• [CONSIGNE 1]:
Reproduisez fidèlement le passage sur la violence des guerres de Religion dans le roman, de « Qu’elle passe par » à « non la guerre ? ».

Qu’elle passe par la voix d’un personnage-témoin ou par un travail de « devinette » dans les romans à clé, l’inscription des guerres de Religion dans la fiction révèle la plasticité du genre romanesque, encore peu théorisé avant la fameuse préface d’Ibrahim de Georges de Scudéry qui offre une première poétique du genre (1641), dans son traitement de l’histoire. Mais que voit-on de la réalité et de la violence de la guerre dans un genre, distinct de l’épopée, dont l’objet principal est l’amour et non la guerre ?

Violence des guerres de Religion et écriture romanesque

À l’époque moderne, après les guerres d’Italie, les guerres de Religion ont été parmi les plus cruelles en Europe parce que la violence ne se limitait pas au champ de bataille : le massacre de la Saint-Barthélemy est l’emblème le plus connu de cette « brutalisation » de la guerre[19], mais les sièges de Sancerre et de Paris ont aussi donné lieu à des actes de cruauté hors du commun[20]. Or les romans du début du xviie siècle, contrairement au genre des histoires tragiques, ne sont structurellement pas faits pour donner à voir l’horreur de la guerre : les romans sentimentaux ou d’aventures de cette époque sont centrés sur l’amour d’un couple en quête du bonheur et les épisodes de guerre n’y interviennent, le plus souvent, qu’à titre d’obstacle ou d’épreuve qualifiante, si ce n’est comme simple toile de fond. Comment dès lors la violence guerrière apparaît-elle dans les romans qui prennent pour cadre les guerres de Religion ? Est-elle systématiquement atténuée, comme on pourrait s’y attendre ?

• [CONSIGNE 2]:
Transcrivez à l'identique les données ci-dessous, depuis leur début jusqu'à la ligne contenant « Annotate this image: element », celle-ci incluse. Laissez les images de côté.

[Données recueillies]
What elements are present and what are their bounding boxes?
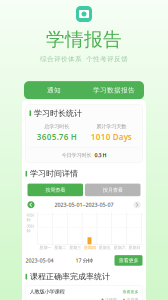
- staticText: 课程正确率完成率统计: [30, 272, 110, 282]
- staticText: 总学习时长: [44, 123, 69, 130]
- staticText: 学习时长统计: [34, 108, 82, 118]
- staticText: 30分钟: [26, 223, 34, 234]
- button[interactable]: 按周查看: [28, 184, 83, 196]
- staticText: 学习时间详情: [30, 169, 78, 179]
- staticText: 星期五: [99, 245, 111, 250]
- button[interactable]: 上一周: [28, 201, 34, 208]
- staticText: 17 分钟: [76, 257, 92, 264]
- staticText: 完成率: [126, 297, 138, 300]
- staticText: 综合评价体系 个性考评反馈: [40, 55, 128, 63]
- staticText: 按周查看: [45, 187, 65, 193]
- staticText: 星期二: [54, 245, 66, 250]
- staticText: 学习数据报告: [93, 86, 135, 94]
- staticText: 0.3 H: [94, 152, 106, 159]
- staticText: 查看更多: [118, 257, 138, 264]
- staticText: 60分钟: [26, 212, 34, 222]
- staticText: 人教版小学课程: [30, 288, 64, 295]
- staticText: 星期一: [39, 245, 51, 250]
- button[interactable]: 学习数据报告: [84, 81, 144, 99]
- staticText: 今日学习时长: [62, 152, 92, 159]
- staticText: 3605.76 H: [37, 132, 77, 142]
- staticText: 累计学习天数: [96, 123, 126, 130]
- staticText: 星期日: [129, 245, 141, 250]
- staticText: 2023-05-01~2023-05-07: [54, 201, 114, 208]
- staticText: 2023-05-04: [26, 257, 54, 264]
- staticText: 星期三: [69, 245, 81, 250]
- staticText: 1010 Days: [91, 132, 132, 142]
- button[interactable]: 下一周: [134, 201, 140, 208]
- staticText: 星期四: [84, 245, 96, 250]
- button[interactable]: 按月查看: [85, 184, 140, 196]
- button[interactable]: 查看更多: [114, 255, 142, 266]
- staticText: 按月查看: [103, 187, 123, 193]
- staticText: 正确率: [105, 297, 117, 300]
- staticText: 通知: [47, 86, 61, 94]
- staticText: 查看更多: [122, 289, 138, 294]
- button[interactable]: 通知: [24, 81, 84, 99]
- staticText: 星期六: [114, 245, 126, 250]
- staticText: 学情报告: [46, 28, 122, 51]
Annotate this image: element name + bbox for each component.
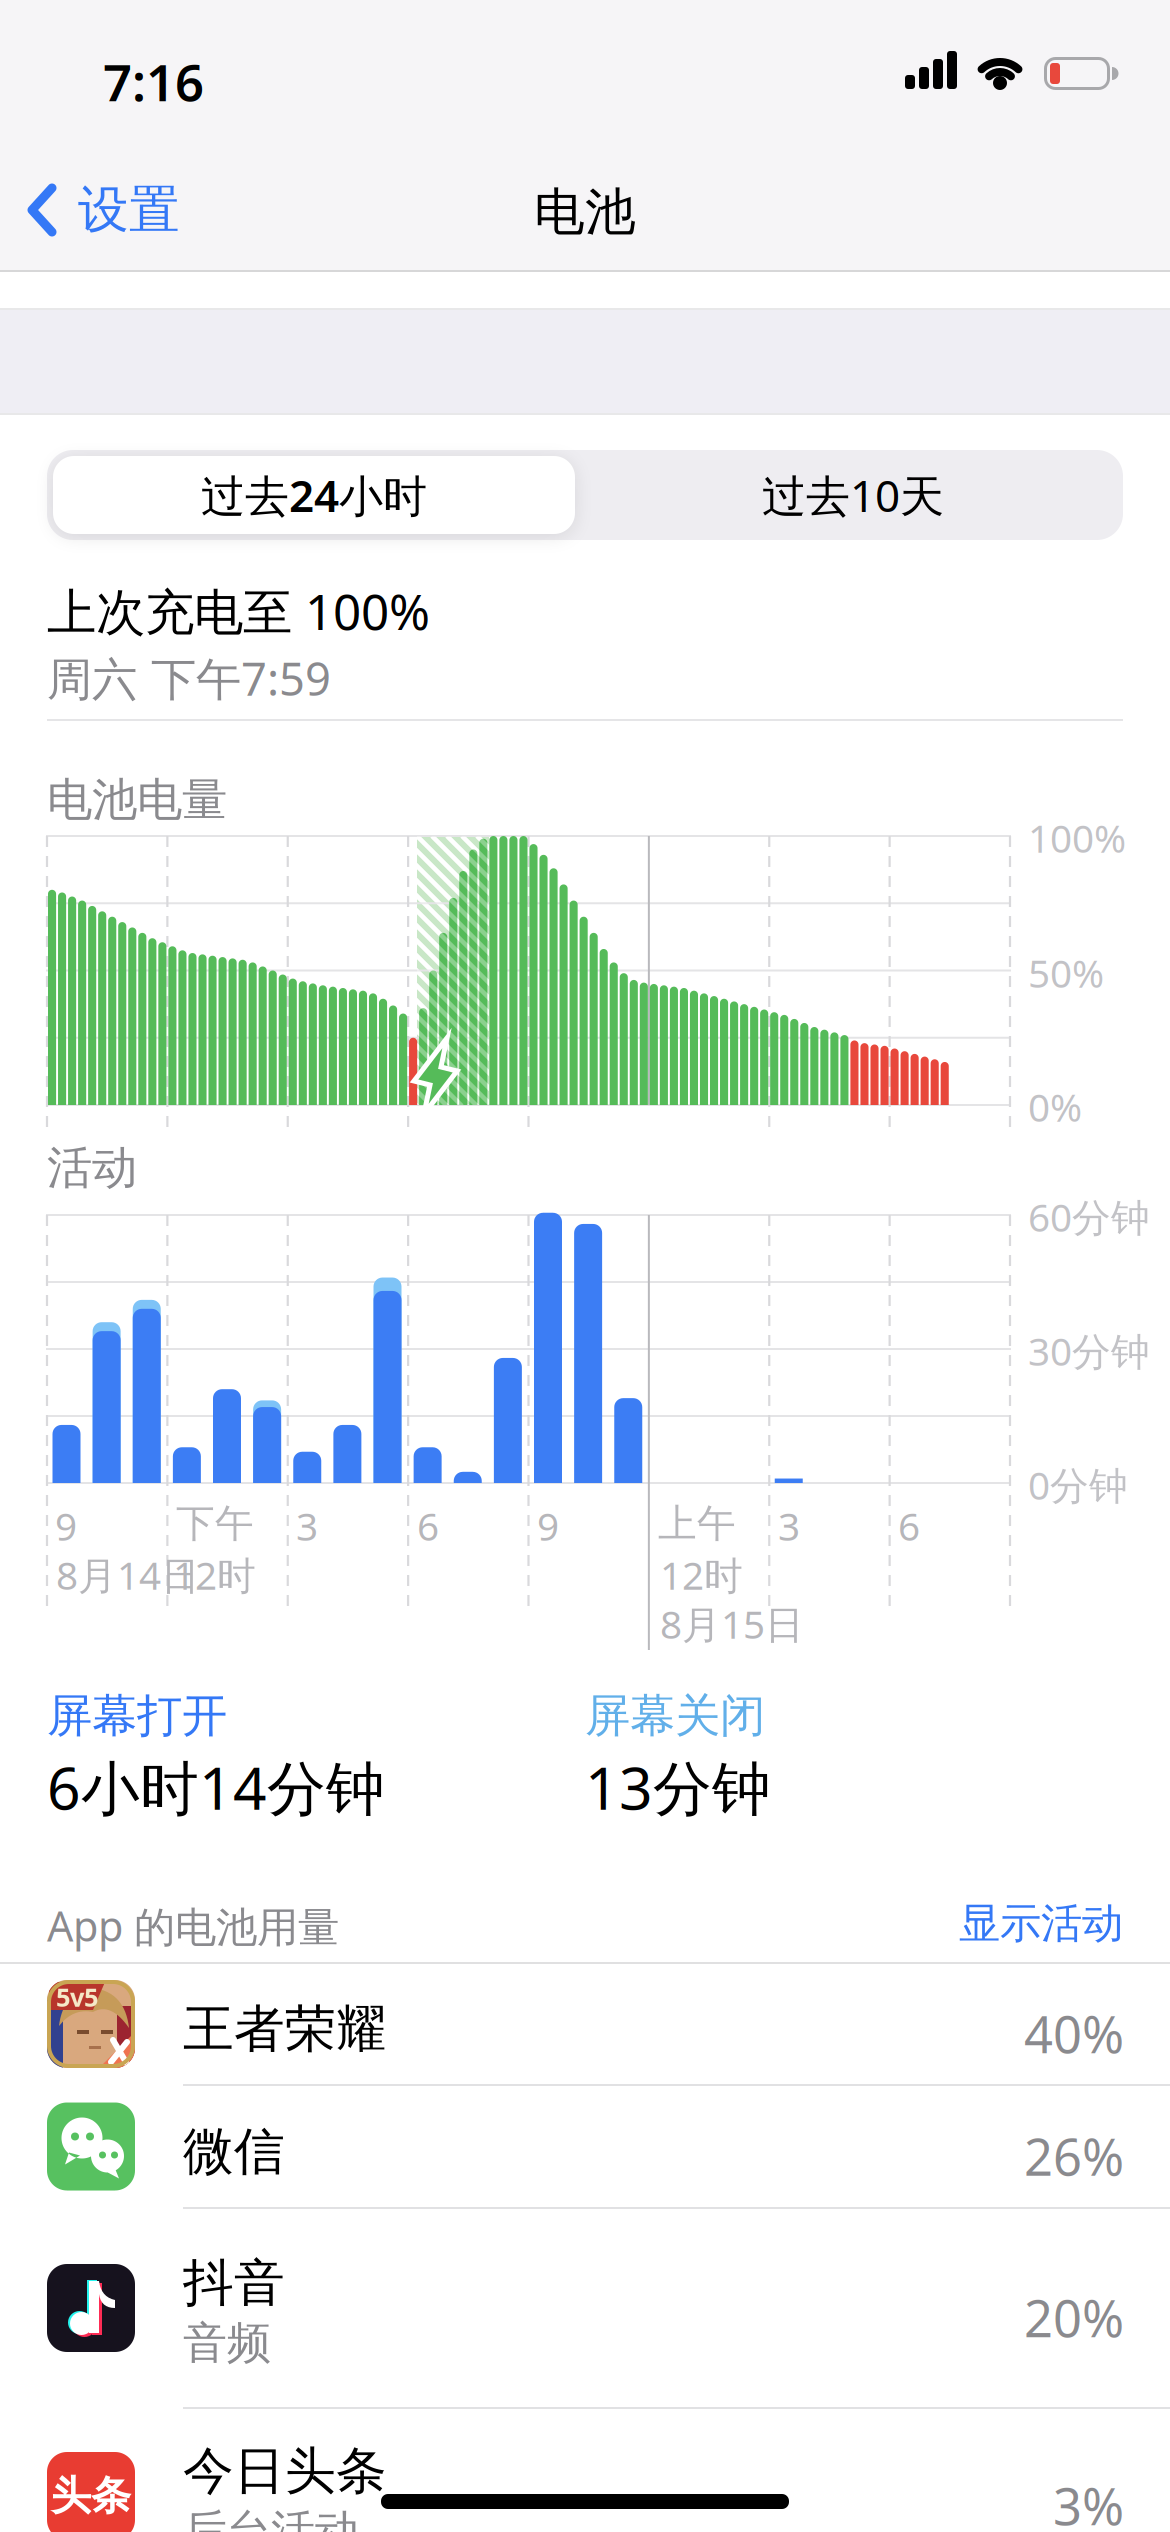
staticText: 今日头条	[183, 2440, 387, 2502]
staticText: 7:16	[103, 48, 204, 115]
staticText: 6小时14分钟	[47, 1748, 385, 1826]
button[interactable]: 微信	[0, 2085, 1170, 2208]
button[interactable]: 5v5	[0, 1963, 1170, 2085]
staticText: 3%	[1053, 2472, 1124, 2532]
staticText: 过去24小时	[201, 466, 427, 524]
staticText: 上次充电至 100%	[47, 578, 430, 644]
button[interactable]: 过去24小时	[53, 456, 575, 534]
staticText: 活动	[47, 1140, 137, 1196]
button[interactable]: 过去10天	[588, 454, 1118, 536]
staticText: 显示活动	[959, 1898, 1123, 1949]
staticText: 后台活动	[183, 2504, 359, 2532]
staticText: 屏幕关闭	[585, 1688, 765, 1744]
staticText: 8月15日	[660, 1598, 804, 1649]
button[interactable]: 抖音	[0, 2208, 1170, 2408]
staticText: 0分钟	[1028, 1459, 1128, 1510]
staticText: 12时	[173, 1549, 256, 1600]
button[interactable]: 头条	[0, 2396, 1170, 2532]
staticText: 微信	[183, 2120, 285, 2183]
staticText: 6	[898, 1500, 920, 1551]
staticText: 13分钟	[585, 1748, 771, 1826]
staticText: 6	[417, 1500, 439, 1551]
staticText: App 的电池用量	[47, 1898, 339, 1953]
staticText: 30分钟	[1028, 1325, 1150, 1376]
staticText: 40%	[1024, 2000, 1124, 2067]
staticText: 过去10天	[762, 466, 944, 524]
staticText: 20%	[1024, 2284, 1124, 2351]
staticText: 26%	[1024, 2122, 1124, 2190]
staticText: 电池电量	[47, 772, 227, 828]
staticText: 3	[778, 1500, 800, 1551]
staticText: 9	[55, 1500, 77, 1551]
staticText: 0%	[1028, 1081, 1082, 1132]
staticText: 电池	[534, 181, 636, 243]
staticText: 12时	[660, 1549, 743, 1600]
staticText: 下午	[176, 1500, 254, 1548]
staticText: 屏幕打开	[47, 1688, 227, 1744]
staticText: 头条	[51, 2471, 131, 2520]
staticText: 50%	[1028, 947, 1104, 998]
staticText: 周六 下午7:59	[47, 648, 331, 708]
staticText: 音频	[183, 2316, 271, 2370]
staticText: 3	[296, 1500, 318, 1551]
button[interactable]: 显示活动	[959, 1898, 1123, 1949]
staticText: 设置	[78, 179, 180, 241]
staticText: 100%	[1028, 812, 1126, 863]
button[interactable]: 设置	[28, 180, 180, 240]
staticText: 抖音	[183, 2252, 285, 2314]
staticText: 9	[537, 1500, 559, 1551]
staticText: 8月14日	[56, 1549, 200, 1600]
staticText: 60分钟	[1028, 1191, 1150, 1242]
staticText: 上午	[658, 1500, 736, 1548]
staticText: 王者荣耀	[183, 1998, 387, 2060]
staticText: 5v5	[56, 1980, 98, 2014]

• [RÉPONSE ATTENDUE 1]:
Qu’elle passe par la voix d’un personnage-témoin ou par un travail de « devinette » dans les romans à clé, l’inscription des guerres de Religion dans la fiction révèle la plasticité du genre romanesque, encore peu théorisé avant la fameuse préface d’Ibrahim de Georges de Scudéry qui offre une première poétique du genre (1641), dans son traitement de l’histoire. Mais que voit-on de la réalité et de la violence de la guerre dans un genre, distinct de l’épopée, dont l’objet principal est l’amour et non la guerre ?

• [RÉPONSE ATTENDUE 2]:
What elements are present and what are their bounding boxes?
- staticText: 课程正确率完成率统计: [30, 272, 110, 282]
- staticText: 总学习时长: [44, 123, 69, 130]
- staticText: 学习时长统计: [34, 108, 82, 118]
- staticText: 30分钟: [26, 223, 34, 234]
- button[interactable]: 按周查看: [28, 184, 83, 196]
- staticText: 学习时间详情: [30, 169, 78, 179]
- staticText: 星期五: [99, 245, 111, 250]
- button[interactable]: 上一周: [28, 201, 34, 208]
- staticText: 17 分钟: [76, 257, 92, 264]
- staticText: 完成率: [126, 297, 138, 300]
- staticText: 综合评价体系 个性考评反馈: [40, 55, 128, 63]
- staticText: 按周查看: [45, 187, 65, 193]
- staticText: 星期二: [54, 245, 66, 250]
- staticText: 学习数据报告: [93, 86, 135, 94]
- staticText: 0.3 H: [94, 152, 106, 159]
- staticText: 查看更多: [118, 257, 138, 264]
- staticText: 60分钟: [26, 212, 34, 222]
- staticText: 人教版小学课程: [30, 288, 64, 295]
- staticText: 星期一: [39, 245, 51, 250]
- button[interactable]: 学习数据报告: [84, 81, 144, 99]
- staticText: 今日学习时长: [62, 152, 92, 159]
- staticText: 3605.76 H: [37, 132, 77, 142]
- staticText: 累计学习天数: [96, 123, 126, 130]
- staticText: 星期日: [129, 245, 141, 250]
- staticText: 2023-05-01~2023-05-07: [54, 201, 114, 208]
- staticText: 2023-05-04: [26, 257, 54, 264]
- staticText: 星期三: [69, 245, 81, 250]
- staticText: 1010 Days: [91, 132, 132, 142]
- button[interactable]: 下一周: [134, 201, 140, 208]
- staticText: 星期四: [84, 245, 96, 250]
- button[interactable]: 按月查看: [85, 184, 140, 196]
- button[interactable]: 查看更多: [114, 255, 142, 266]
- staticText: 按月查看: [103, 187, 123, 193]
- staticText: 正确率: [105, 297, 117, 300]
- staticText: 通知: [47, 86, 61, 94]
- staticText: 查看更多: [122, 289, 138, 294]
- button[interactable]: 通知: [24, 81, 84, 99]
- staticText: 星期六: [114, 245, 126, 250]
- staticText: 学情报告: [46, 28, 122, 51]
Annotate this image: element name + bbox for each component.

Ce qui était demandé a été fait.